2. Results and Discussion

Body weights were significantly higher in db/db mice compared with wild type (WT) mice (42.23 ± 2.38 and 29.24 ± 0.63 g, respectively; p < 0.001), similar differences were also found in the blood glucose levels (547.67 ± 2.84 and 229.00 ± 17.21 mg/dL, respectively; p < 0.001), indicating that the db/db mice are obese and diabetic as reported by others [8].

Two-dimensional PAGE analysis highlighted several differences in db/db mice versus matched wild type mice. As shown in the representative images (Figure 1), about 620 spots were detected in each image. The protein spot distribution of normal versus diabetic preparations did not show extensive differences, but densitometric analysis revealed moderate alterations in several pancreatic proteins. From the 620 resolved protein spots, 27 exhibited a difference of 1.5-fold or greater from db/db mice to WT mice. The locations of these 27 spots on a 2-D gel are marked and numbered (Figure 1).

Figure 1

Two-dimensional electrophoresis (2-DE) image of the pancreas of control (A) and db/db (B) mouse. Proteins were separated by isoelectric focusing (IEF) in the first dimension, pH 3–10 enriched in range from 4–8, then by size in the second dimension. Spots found with differential expression are marked in the gels. A: □, proteins presents only in control mice and, ▽, diminished proteins in db/db mice; B: △, increased proteins in db/db mice and, O spots found only in db/db mice.

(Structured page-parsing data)

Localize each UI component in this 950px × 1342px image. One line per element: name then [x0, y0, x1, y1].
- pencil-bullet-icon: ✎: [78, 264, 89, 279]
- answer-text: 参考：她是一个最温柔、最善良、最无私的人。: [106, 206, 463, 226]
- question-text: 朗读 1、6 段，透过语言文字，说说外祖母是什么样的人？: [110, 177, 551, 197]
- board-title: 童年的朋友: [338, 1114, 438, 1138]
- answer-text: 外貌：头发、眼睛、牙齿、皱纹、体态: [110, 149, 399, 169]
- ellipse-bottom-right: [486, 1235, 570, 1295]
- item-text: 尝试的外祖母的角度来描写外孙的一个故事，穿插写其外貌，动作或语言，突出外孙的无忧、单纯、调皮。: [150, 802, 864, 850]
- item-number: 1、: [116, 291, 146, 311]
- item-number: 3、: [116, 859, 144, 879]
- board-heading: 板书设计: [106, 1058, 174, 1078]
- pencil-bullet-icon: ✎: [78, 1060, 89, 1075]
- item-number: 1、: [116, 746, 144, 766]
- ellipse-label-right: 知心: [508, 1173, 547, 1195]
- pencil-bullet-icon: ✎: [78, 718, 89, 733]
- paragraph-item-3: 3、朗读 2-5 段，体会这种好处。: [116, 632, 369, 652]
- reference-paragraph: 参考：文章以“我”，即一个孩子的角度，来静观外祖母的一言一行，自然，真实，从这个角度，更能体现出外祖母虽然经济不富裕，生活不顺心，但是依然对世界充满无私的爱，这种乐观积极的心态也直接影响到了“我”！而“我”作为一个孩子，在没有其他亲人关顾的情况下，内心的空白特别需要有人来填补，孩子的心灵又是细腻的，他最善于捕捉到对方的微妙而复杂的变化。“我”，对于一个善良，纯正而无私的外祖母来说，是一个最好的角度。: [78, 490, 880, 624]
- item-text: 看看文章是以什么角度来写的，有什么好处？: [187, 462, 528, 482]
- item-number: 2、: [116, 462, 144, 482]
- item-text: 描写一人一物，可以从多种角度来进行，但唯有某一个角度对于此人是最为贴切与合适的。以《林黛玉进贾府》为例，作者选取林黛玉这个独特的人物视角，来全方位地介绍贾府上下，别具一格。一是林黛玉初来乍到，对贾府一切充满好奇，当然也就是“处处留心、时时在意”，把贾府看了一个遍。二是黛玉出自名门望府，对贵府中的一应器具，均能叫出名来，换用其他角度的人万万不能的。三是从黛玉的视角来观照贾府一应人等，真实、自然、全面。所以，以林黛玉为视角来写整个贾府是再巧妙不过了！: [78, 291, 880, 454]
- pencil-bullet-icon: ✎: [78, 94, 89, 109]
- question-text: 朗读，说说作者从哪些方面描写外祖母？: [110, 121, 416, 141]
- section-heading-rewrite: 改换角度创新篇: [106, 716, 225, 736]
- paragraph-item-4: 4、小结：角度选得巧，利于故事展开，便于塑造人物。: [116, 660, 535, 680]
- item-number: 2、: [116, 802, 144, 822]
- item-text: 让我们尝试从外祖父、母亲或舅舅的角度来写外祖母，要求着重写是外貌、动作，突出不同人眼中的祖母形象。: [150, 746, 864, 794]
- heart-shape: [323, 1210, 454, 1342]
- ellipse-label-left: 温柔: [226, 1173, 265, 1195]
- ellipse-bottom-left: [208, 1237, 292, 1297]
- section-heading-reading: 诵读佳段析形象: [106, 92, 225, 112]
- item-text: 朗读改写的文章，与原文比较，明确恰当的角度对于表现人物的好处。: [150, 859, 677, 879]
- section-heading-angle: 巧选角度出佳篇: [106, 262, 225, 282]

**PROBLEM DESCRIPTION:**
Return the full results and discussion text from above, word for word.

**TASK ANSWER:**
2. Results and Discussion

Body weights were significantly higher in db/db mice compared with wild type (WT) mice (42.23 ± 2.38 and 29.24 ± 0.63 g, respectively; p < 0.001), similar differences were also found in the blood glucose levels (547.67 ± 2.84 and 229.00 ± 17.21 mg/dL, respectively; p < 0.001), indicating that the db/db mice are obese and diabetic as reported by others [8].

Two-dimensional PAGE analysis highlighted several differences in db/db mice versus matched wild type mice. As shown in the representative images (Figure 1), about 620 spots were detected in each image. The protein spot distribution of normal versus diabetic preparations did not show extensive differences, but densitometric analysis revealed moderate alterations in several pancreatic proteins. From the 620 resolved protein spots, 27 exhibited a difference of 1.5-fold or greater from db/db mice to WT mice. The locations of these 27 spots on a 2-D gel are marked and numbered (Figure 1).

Figure 1

Two-dimensional electrophoresis (2-DE) image of the pancreas of control (A) and db/db (B) mouse. Proteins were separated by isoelectric focusing (IEF) in the first dimension, pH 3–10 enriched in range from 4–8, then by size in the second dimension. Spots found with differential expression are marked in the gels. A: □, proteins presents only in control mice and, ▽, diminished proteins in db/db mice; B: △, increased proteins in db/db mice and, O spots found only in db/db mice.